### MATERIAL SUPPLIED
## Begin

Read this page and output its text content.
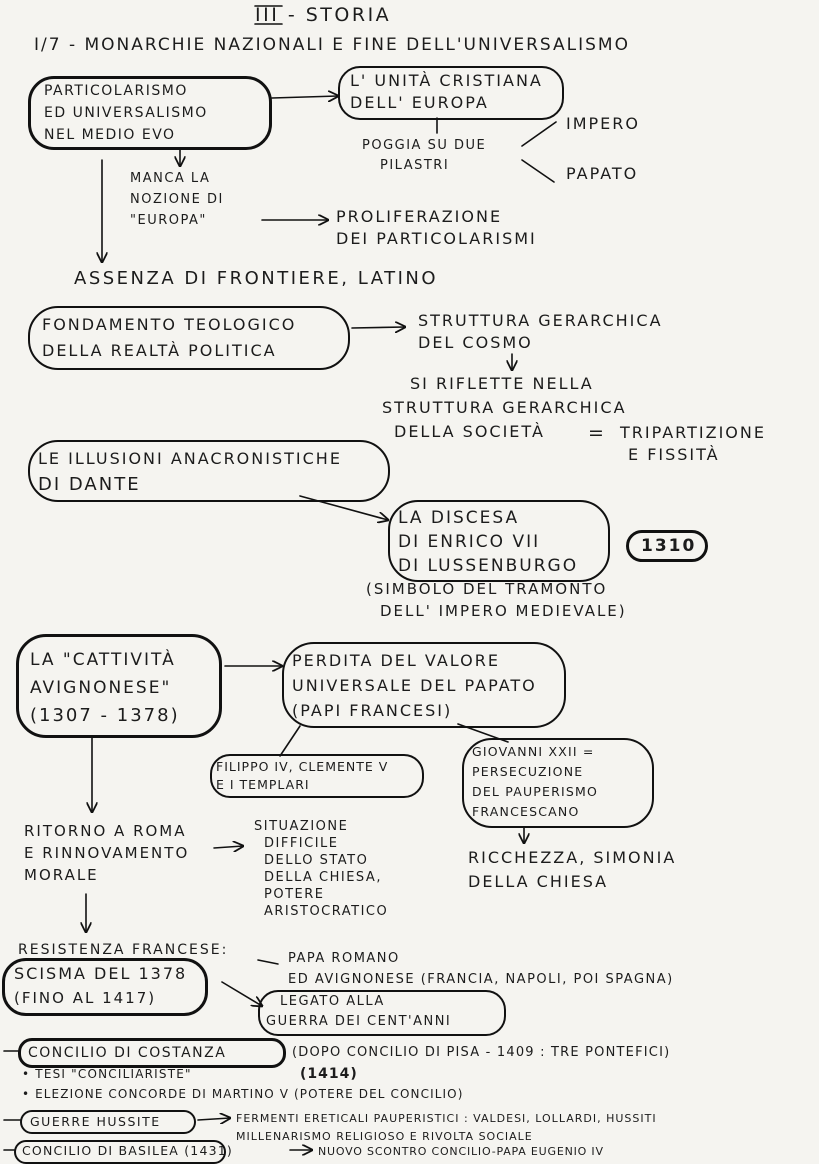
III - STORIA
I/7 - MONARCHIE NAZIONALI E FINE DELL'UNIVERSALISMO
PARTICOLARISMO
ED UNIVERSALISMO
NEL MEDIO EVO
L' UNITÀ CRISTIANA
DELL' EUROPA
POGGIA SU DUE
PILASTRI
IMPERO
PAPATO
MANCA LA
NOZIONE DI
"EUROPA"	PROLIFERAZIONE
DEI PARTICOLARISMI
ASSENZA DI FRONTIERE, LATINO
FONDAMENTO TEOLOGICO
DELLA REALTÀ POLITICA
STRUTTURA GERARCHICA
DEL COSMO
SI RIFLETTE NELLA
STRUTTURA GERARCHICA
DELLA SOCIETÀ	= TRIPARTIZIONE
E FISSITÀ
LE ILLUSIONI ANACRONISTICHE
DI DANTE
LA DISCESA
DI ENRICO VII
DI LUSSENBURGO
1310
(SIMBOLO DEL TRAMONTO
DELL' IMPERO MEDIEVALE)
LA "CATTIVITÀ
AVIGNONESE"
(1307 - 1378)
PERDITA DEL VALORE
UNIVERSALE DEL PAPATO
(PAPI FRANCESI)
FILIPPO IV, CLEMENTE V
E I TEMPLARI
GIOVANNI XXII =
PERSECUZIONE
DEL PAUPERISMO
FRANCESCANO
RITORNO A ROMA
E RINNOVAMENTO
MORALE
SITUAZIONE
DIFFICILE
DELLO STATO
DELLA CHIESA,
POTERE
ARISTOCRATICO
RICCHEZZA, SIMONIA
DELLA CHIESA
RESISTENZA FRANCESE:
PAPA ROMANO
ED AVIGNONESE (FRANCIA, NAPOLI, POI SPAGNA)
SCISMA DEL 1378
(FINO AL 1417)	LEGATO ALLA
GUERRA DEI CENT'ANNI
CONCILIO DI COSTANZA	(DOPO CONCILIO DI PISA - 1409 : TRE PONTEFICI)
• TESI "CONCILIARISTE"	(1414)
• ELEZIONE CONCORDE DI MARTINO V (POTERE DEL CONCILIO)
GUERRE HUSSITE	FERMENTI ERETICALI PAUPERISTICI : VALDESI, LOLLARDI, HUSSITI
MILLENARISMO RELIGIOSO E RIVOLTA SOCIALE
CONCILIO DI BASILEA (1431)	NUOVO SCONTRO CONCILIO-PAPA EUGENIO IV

## End

Search the listing for the string "UNIVERSALISMO". Copy each line where it turns up.

I/7 - MONARCHIE NAZIONALI E FINE DELL'UNIVERSALISMO
ED UNIVERSALISMO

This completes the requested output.